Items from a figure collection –

------------------------------------------------

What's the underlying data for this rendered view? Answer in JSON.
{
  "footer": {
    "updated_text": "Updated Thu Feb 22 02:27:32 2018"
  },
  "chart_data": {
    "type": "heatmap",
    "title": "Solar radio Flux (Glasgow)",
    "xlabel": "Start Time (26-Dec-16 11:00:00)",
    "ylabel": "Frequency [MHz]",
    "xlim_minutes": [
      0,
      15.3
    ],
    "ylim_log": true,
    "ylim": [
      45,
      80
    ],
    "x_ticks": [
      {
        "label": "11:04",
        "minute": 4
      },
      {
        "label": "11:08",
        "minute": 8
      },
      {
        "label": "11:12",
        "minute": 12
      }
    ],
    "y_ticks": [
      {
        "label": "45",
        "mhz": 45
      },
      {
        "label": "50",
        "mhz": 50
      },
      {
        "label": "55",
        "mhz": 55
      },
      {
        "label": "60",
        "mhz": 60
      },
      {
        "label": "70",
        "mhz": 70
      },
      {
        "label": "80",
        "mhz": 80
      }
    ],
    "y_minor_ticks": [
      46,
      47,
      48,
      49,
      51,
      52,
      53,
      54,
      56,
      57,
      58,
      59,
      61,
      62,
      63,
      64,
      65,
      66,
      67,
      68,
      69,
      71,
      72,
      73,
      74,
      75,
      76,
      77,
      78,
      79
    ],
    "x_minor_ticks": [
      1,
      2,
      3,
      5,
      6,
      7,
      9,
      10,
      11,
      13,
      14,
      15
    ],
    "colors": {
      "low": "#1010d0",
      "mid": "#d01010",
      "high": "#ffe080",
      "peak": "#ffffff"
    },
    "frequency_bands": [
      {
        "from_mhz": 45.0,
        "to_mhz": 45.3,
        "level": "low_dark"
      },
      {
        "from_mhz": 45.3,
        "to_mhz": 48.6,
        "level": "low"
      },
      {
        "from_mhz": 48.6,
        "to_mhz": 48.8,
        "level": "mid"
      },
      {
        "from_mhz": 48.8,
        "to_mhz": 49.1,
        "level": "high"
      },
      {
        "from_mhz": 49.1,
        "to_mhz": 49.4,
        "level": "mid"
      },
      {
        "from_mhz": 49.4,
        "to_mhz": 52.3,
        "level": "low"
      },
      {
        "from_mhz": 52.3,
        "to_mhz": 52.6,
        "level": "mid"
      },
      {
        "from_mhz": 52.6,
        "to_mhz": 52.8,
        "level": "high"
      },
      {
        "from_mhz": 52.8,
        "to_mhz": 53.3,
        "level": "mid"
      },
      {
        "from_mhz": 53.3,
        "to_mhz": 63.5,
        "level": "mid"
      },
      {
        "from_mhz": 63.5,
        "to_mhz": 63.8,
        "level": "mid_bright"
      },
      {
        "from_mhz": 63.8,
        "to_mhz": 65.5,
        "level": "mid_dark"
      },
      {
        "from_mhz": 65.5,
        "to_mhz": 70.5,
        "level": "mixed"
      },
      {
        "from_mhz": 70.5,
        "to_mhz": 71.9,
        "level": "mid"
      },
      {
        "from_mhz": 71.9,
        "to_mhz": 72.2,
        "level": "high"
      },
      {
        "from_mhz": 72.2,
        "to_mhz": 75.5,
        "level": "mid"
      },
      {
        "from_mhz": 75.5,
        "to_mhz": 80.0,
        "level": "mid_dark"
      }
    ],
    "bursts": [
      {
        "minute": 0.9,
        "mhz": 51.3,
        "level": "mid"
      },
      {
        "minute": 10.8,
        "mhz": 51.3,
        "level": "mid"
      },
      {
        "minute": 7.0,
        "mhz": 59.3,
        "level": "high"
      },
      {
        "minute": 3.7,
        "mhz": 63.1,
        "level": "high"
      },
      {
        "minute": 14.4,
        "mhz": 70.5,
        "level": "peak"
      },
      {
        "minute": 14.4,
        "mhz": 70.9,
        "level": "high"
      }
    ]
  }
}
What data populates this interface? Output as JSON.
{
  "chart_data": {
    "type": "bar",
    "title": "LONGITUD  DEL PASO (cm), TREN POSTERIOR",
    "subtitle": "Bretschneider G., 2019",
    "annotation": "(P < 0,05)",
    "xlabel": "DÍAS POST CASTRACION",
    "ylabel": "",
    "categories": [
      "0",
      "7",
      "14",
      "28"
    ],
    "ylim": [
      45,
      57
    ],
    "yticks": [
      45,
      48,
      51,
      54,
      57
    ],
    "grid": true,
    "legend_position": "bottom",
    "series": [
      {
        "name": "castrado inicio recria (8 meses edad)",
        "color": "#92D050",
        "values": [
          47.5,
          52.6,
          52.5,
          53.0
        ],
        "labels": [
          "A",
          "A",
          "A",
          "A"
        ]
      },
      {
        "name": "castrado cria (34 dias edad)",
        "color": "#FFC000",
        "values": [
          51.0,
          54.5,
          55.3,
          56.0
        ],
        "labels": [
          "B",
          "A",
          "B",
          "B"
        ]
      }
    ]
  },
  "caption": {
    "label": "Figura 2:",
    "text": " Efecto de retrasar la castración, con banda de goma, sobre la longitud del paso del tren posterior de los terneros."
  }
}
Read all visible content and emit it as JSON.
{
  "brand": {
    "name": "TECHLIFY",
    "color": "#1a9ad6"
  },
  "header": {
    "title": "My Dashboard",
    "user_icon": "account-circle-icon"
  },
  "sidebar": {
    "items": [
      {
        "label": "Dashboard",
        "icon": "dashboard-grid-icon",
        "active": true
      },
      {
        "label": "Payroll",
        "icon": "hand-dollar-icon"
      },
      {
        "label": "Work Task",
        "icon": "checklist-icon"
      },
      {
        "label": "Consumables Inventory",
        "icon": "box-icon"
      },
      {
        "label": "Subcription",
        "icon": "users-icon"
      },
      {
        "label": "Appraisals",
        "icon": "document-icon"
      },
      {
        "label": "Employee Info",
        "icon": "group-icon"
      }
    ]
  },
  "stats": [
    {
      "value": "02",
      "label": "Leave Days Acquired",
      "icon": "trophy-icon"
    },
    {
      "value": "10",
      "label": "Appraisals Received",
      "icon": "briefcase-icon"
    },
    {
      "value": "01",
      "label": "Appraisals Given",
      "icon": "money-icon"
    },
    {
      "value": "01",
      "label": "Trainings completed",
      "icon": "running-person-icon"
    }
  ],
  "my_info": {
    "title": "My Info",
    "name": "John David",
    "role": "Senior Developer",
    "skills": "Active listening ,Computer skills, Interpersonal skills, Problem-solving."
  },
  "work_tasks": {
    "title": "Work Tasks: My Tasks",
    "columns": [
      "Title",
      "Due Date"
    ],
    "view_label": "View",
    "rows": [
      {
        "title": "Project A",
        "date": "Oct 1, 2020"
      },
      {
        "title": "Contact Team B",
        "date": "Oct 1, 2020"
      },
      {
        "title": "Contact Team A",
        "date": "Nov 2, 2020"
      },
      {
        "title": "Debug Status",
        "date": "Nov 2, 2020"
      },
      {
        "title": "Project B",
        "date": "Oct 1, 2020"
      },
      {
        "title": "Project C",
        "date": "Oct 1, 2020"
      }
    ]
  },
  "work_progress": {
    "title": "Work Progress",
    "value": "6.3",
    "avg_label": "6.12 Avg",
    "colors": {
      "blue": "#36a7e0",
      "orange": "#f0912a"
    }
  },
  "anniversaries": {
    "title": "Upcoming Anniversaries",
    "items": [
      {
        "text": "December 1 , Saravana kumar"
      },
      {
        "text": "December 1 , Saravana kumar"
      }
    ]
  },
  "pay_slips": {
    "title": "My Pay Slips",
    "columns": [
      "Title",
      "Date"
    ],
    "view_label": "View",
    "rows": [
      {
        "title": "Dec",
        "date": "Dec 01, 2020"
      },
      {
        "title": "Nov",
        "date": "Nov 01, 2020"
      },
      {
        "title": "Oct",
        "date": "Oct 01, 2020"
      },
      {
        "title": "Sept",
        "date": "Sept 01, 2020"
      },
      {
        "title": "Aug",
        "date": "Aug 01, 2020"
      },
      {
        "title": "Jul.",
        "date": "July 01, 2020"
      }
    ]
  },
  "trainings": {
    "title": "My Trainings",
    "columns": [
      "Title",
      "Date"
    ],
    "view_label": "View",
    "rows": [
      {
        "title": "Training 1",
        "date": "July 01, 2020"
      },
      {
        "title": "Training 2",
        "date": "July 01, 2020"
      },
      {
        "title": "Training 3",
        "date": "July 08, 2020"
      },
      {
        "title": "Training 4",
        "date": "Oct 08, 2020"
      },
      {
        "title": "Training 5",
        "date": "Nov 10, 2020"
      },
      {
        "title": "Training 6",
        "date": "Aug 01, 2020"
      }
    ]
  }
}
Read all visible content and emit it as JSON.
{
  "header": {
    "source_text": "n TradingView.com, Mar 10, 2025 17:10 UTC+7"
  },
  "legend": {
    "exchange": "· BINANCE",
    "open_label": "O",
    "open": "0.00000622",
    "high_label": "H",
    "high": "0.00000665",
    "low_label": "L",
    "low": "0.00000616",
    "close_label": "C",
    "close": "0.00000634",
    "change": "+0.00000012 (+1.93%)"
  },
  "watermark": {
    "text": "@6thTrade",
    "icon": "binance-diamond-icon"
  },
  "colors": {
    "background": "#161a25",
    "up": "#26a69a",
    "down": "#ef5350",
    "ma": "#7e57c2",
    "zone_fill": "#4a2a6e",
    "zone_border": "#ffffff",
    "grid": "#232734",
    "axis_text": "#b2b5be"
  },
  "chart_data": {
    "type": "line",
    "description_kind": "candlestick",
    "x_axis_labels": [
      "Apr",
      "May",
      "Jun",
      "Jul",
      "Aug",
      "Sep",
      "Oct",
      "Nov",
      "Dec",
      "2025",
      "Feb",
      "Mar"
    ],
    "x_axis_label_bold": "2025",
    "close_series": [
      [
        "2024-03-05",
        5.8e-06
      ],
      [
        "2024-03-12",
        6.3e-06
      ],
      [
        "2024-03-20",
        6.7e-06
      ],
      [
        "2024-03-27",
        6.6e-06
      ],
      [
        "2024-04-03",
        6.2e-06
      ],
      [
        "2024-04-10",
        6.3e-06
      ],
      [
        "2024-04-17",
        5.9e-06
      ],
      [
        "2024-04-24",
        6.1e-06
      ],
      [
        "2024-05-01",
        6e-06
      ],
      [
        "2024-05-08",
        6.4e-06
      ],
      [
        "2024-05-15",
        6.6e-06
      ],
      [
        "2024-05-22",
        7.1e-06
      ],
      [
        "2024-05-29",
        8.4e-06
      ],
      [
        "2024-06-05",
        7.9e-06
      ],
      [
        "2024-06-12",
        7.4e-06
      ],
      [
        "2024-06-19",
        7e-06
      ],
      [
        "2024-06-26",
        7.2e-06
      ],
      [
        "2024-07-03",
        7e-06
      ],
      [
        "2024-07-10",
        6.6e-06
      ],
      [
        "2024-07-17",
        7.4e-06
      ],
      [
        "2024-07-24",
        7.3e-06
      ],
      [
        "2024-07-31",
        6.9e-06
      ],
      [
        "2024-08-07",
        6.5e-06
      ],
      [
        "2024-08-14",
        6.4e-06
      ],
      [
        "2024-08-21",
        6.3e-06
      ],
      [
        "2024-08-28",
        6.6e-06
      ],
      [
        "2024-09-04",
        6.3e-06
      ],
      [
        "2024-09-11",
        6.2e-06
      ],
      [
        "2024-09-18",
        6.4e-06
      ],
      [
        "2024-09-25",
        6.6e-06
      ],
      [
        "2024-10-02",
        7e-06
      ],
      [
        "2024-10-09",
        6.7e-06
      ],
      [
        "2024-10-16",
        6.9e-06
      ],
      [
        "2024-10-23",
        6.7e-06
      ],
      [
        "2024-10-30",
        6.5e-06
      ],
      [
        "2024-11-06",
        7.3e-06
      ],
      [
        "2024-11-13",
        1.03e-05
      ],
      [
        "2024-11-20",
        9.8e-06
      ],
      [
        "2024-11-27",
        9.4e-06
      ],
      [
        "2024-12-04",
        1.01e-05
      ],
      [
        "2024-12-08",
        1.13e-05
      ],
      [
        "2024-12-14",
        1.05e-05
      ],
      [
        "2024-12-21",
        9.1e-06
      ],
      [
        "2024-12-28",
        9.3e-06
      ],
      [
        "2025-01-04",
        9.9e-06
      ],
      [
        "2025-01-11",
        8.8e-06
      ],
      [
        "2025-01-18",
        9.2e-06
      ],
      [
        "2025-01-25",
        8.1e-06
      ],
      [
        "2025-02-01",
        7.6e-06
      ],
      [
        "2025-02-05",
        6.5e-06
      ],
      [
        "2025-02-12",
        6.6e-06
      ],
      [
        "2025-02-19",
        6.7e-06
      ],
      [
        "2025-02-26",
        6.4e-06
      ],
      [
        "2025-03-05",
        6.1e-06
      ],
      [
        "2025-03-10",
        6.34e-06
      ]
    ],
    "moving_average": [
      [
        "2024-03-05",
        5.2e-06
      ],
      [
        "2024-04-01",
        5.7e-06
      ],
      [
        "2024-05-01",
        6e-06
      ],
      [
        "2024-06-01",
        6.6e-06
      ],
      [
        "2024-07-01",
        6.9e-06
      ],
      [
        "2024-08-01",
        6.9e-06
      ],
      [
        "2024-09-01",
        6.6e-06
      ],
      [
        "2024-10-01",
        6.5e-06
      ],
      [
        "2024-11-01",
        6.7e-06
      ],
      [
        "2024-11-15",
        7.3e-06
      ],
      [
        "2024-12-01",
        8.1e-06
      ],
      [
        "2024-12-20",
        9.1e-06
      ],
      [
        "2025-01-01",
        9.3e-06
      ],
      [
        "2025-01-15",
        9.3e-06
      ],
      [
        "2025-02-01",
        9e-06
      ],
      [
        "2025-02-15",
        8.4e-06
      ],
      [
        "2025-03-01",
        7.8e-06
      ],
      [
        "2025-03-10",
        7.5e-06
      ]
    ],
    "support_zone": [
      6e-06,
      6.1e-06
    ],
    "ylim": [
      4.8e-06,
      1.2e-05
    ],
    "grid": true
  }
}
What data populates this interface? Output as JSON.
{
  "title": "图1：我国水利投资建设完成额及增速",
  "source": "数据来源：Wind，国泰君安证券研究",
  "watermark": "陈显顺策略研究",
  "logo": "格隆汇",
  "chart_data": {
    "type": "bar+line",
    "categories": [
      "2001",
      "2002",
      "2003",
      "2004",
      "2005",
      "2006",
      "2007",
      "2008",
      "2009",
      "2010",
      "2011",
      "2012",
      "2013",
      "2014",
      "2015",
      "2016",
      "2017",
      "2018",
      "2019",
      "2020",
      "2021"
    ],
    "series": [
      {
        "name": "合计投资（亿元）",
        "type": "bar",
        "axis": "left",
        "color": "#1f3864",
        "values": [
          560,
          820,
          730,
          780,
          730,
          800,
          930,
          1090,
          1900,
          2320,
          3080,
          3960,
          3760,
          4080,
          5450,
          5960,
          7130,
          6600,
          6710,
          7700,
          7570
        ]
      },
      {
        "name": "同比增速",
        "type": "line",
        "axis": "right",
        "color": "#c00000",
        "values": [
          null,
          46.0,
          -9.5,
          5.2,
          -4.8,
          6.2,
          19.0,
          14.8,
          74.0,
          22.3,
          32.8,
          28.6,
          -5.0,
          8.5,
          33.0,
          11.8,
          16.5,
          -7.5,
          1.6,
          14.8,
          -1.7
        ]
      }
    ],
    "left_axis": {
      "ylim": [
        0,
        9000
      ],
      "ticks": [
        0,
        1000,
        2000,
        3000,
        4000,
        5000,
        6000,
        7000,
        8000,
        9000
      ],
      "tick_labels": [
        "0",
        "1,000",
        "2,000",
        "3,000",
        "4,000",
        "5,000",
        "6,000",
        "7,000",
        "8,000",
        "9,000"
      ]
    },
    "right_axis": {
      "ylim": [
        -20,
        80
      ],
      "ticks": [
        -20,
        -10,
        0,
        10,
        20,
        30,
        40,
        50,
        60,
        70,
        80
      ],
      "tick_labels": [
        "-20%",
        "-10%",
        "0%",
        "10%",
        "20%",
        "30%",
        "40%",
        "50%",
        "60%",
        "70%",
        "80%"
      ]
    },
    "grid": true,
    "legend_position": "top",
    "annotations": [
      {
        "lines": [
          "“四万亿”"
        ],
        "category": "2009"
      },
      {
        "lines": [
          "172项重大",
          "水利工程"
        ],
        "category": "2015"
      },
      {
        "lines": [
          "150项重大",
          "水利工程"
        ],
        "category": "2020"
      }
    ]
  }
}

------------------------------------------------

YOUR OBJECTIVE –
Scan the records above and report how many lines include the word "Team", without any other text.

THE COMPLETED TASK –
2